Aim: The answer is one number: how many lines in the data below hold "השיחה".

Data section:
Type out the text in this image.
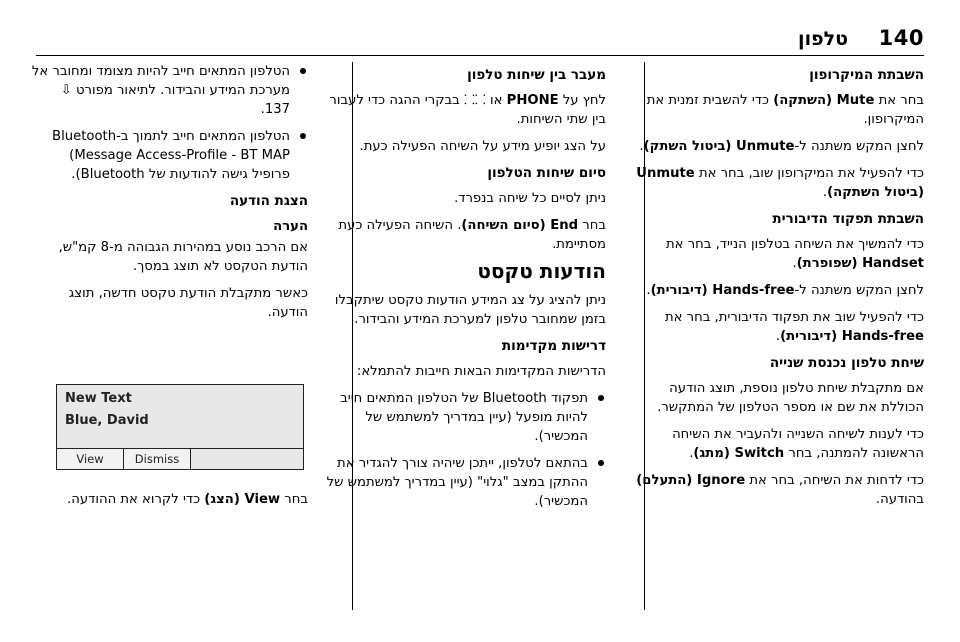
140
טלפון
השבתת המיקרופון

בחר את Mute (השתקה) כדי להשבית זמנית את המיקרופון.

לחצן המקש משתנה ל-Unmute (ביטול השתק).

כדי להפעיל את המיקרופון שוב, בחר את Unmute (ביטול השתקה).

השבתת תפקוד הדיבורית

כדי להמשיך את השיחה בטלפון הנייד, בחר את Handset (שפופרת).

לחצן המקש משתנה ל-Hands-free (דיבורית).

כדי להפעיל שוב את תפקוד הדיבורית, בחר את Hands-free (דיבורית).

שיחת טלפון נכנסת שנייה

אם מתקבלת שיחת טלפון נוספת, תוצג הודעה הכוללת את שם או מספר הטלפון של המתקשר.

כדי לענות לשיחה השנייה ולהעביר את השיחה הראשונה להמתנה, בחר Switch (מתג).

כדי לדחות את השיחה, בחר את Ignore (התעלם) בהודעה.

מעבר בין שיחות טלפון

לחץ על PHONE או ⸬⸬ בבקרי ההגה כדי לעבור בין שתי השיחות.

על הצג יופיע מידע על השיחה הפעילה כעת.

סיום שיחות הטלפון

ניתן לסיים כל שיחה בנפרד.

בחר End (סיום השיחה). השיחה הפעילה כעת מסתיימת.

הודעות טקסט

ניתן להציג על צג המידע הודעות טקסט שיתקבלו בזמן שמחובר טלפון למערכת המידע והבידור.

דרישות מקדימות

הדרישות המקדימות הבאות חייבות להתמלא:

תפקוד Bluetooth של הטלפון המתאים חייב להיות מופעל (עיין במדריך למשתמש של המכשיר).
בהתאם לטלפון, ייתכן שיהיה צורך להגדיר את ההתקן במצב "גלוי" (עיין במדריך למשתמש של המכשיר).
הטלפון המתאים חייב להיות מצומד ומחובר אל מערכת המידע והבידור. לתיאור מפורט ⇩ 137.
הטלפון המתאים חייב לתמוך ב-Bluetooth Message Access-Profile - BT MAP) פרופיל גישה להודעות של Bluetooth).
הצגת הודעה
הערה

אם הרכב נוסע במהירות הגבוהה מ-8 קמ"ש, הודעת הטקסט לא תוצג במסך.

כאשר מתקבלת הודעת טקסט חדשה, תוצג הודעה.

New Text
Blue, David
View	Dismiss

בחר View (הצג) כדי לקרוא את ההודעה.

Expected answer: 5